■ **WHAT THE TASK ASKS**: Your task is to give the listing below back word for word, pictures excluded.

■ **DATA TO PROCESS**:
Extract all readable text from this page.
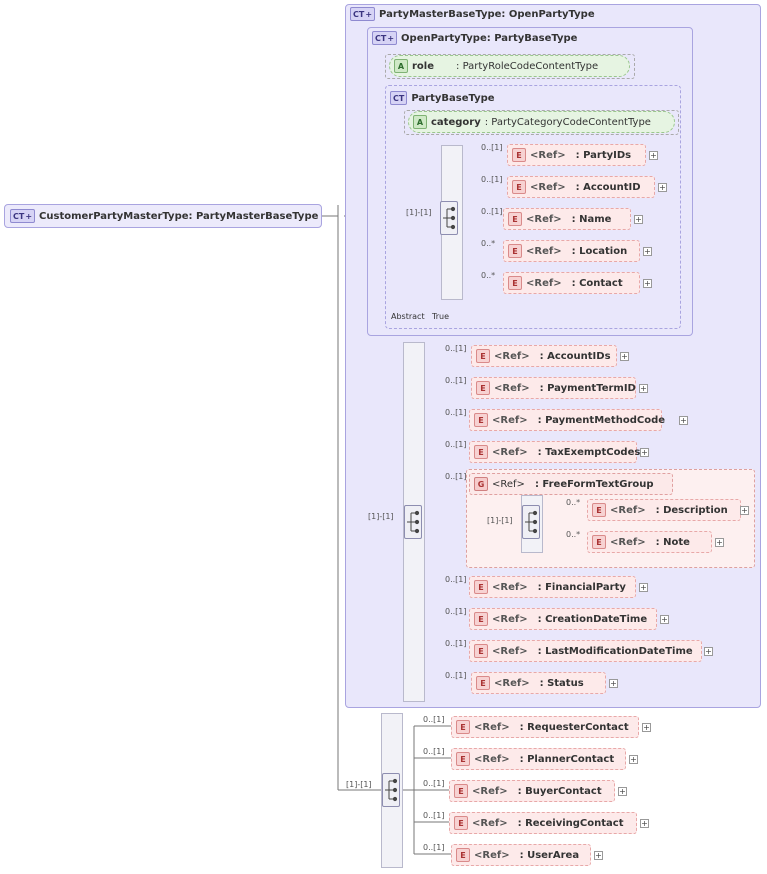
CT + CustomerPartyMasterType : PartyMasterBaseType
CT + PartyMasterBaseType : OpenPartyType
CT + OpenPartyType : PartyBaseType
A role : PartyRoleCodeContentType
CT PartyBaseType
A category : PartyCategoryCodeContentType
[1]-[1]
0..[1]
E <Ref> : PartyIDs +
0..[1]
E <Ref> : AccountID +
0..[1]
E <Ref> : Name	+
0..*
E <Ref> : Location +
0..*
E <Ref> : Contact	+
Abstract True
[1]-[1]
0..[1]
E <Ref> : AccountIDs +
0..[1]
E <Ref> : PaymentTermID +
0..[1]
E <Ref> : PaymentMethodCode +
0..[1]
E <Ref> : TaxExemptCodes +
0..[1]
G <Ref> : FreeFormTextGroup
[1]-[1]
0..*
E <Ref> : Description +
0..*
E <Ref> : Note	+
0..[1]
E <Ref> : FinancialParty +
0..[1]
E <Ref> : CreationDateTime +
0..[1]
E <Ref> : LastModificationDateTime +
0..[1]
E <Ref> : Status	+
[1]-[1]
0..[1]
E <Ref> : RequesterContact +
0..[1]
E <Ref> : PlannerContact +
0..[1]
E <Ref> : BuyerContact +
0..[1]
E <Ref> : ReceivingContact +
0..[1]
E <Ref> : UserArea +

■ **EXERCISE OUTPUT**:
Extract all readable text from this page.
CT + CustomerPartyMasterType : PartyMasterBaseType
CT + PartyMasterBaseType : OpenPartyType
CT + OpenPartyType : PartyBaseType
A role : PartyRoleCodeContentType
CT PartyBaseType
A category : PartyCategoryCodeContentType
[1]-[1]
0..[1]
E <Ref> : PartyIDs +
0..[1]
E <Ref> : AccountID +
0..[1]
E <Ref> : Name	+
0..*
E <Ref> : Location +
0..*
E <Ref> : Contact	+
Abstract True
[1]-[1]
0..[1]
E <Ref> : AccountIDs +
0..[1]
E <Ref> : PaymentTermID +
0..[1]
E <Ref> : PaymentMethodCode +
0..[1]
E <Ref> : TaxExemptCodes +
0..[1]
G <Ref> : FreeFormTextGroup
[1]-[1]
0..*
E <Ref> : Description +
0..*
E <Ref> : Note	+
0..[1]
E <Ref> : FinancialParty +
0..[1]
E <Ref> : CreationDateTime +
0..[1]
E <Ref> : LastModificationDateTime +
0..[1]
E <Ref> : Status	+
[1]-[1]
0..[1]
E <Ref> : RequesterContact +
0..[1]
E <Ref> : PlannerContact +
0..[1]
E <Ref> : BuyerContact +
0..[1]
E <Ref> : ReceivingContact +
0..[1]
E <Ref> : UserArea +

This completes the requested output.